__Exercise directions__. The listing below should be copied in full, word for word.

__Raw data__.
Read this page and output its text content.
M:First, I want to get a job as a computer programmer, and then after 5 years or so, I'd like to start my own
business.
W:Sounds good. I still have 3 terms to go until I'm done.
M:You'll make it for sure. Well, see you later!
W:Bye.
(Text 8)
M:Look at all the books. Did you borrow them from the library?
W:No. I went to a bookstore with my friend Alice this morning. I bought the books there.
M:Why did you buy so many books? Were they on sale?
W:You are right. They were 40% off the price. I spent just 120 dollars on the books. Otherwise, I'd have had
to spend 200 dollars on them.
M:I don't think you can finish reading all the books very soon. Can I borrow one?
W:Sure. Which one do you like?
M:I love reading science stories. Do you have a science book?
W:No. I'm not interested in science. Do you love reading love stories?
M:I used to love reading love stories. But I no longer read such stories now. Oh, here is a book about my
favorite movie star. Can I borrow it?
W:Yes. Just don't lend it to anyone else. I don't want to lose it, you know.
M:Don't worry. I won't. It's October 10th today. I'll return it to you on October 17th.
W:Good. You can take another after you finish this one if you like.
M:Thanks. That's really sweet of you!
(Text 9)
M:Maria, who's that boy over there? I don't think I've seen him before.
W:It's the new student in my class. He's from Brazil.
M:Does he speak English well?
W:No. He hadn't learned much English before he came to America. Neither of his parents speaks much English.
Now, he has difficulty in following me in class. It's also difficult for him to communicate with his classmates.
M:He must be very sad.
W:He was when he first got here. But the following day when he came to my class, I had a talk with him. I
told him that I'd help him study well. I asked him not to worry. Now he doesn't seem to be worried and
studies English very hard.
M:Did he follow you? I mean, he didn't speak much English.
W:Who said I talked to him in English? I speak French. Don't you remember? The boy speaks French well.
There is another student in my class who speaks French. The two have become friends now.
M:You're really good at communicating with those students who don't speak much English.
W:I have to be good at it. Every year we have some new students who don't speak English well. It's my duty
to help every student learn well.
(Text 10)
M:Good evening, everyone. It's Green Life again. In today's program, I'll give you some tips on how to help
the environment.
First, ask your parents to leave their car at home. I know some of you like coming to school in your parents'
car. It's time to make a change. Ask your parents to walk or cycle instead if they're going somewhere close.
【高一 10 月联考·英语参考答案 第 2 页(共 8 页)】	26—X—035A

__Problem solution__.
Read this page and output its text content.
M:First, I want to get a job as a computer programmer, and then after 5 years or so, I'd like to start my own
business.
W:Sounds good. I still have 3 terms to go until I'm done.
M:You'll make it for sure. Well, see you later!
W:Bye.
(Text 8)
M:Look at all the books. Did you borrow them from the library?
W:No. I went to a bookstore with my friend Alice this morning. I bought the books there.
M:Why did you buy so many books? Were they on sale?
W:You are right. They were 40% off the price. I spent just 120 dollars on the books. Otherwise, I'd have had
to spend 200 dollars on them.
M:I don't think you can finish reading all the books very soon. Can I borrow one?
W:Sure. Which one do you like?
M:I love reading science stories. Do you have a science book?
W:No. I'm not interested in science. Do you love reading love stories?
M:I used to love reading love stories. But I no longer read such stories now. Oh, here is a book about my
favorite movie star. Can I borrow it?
W:Yes. Just don't lend it to anyone else. I don't want to lose it, you know.
M:Don't worry. I won't. It's October 10th today. I'll return it to you on October 17th.
W:Good. You can take another after you finish this one if you like.
M:Thanks. That's really sweet of you!
(Text 9)
M:Maria, who's that boy over there? I don't think I've seen him before.
W:It's the new student in my class. He's from Brazil.
M:Does he speak English well?
W:No. He hadn't learned much English before he came to America. Neither of his parents speaks much English.
Now, he has difficulty in following me in class. It's also difficult for him to communicate with his classmates.
M:He must be very sad.
W:He was when he first got here. But the following day when he came to my class, I had a talk with him. I
told him that I'd help him study well. I asked him not to worry. Now he doesn't seem to be worried and
studies English very hard.
M:Did he follow you? I mean, he didn't speak much English.
W:Who said I talked to him in English? I speak French. Don't you remember? The boy speaks French well.
There is another student in my class who speaks French. The two have become friends now.
M:You're really good at communicating with those students who don't speak much English.
W:I have to be good at it. Every year we have some new students who don't speak English well. It's my duty
to help every student learn well.
(Text 10)
M:Good evening, everyone. It's Green Life again. In today's program, I'll give you some tips on how to help
the environment.
First, ask your parents to leave their car at home. I know some of you like coming to school in your parents'
car. It's time to make a change. Ask your parents to walk or cycle instead if they're going somewhere close.
【高一 10 月联考·英语参考答案 第 2 页(共 8 页)】	26—X—035A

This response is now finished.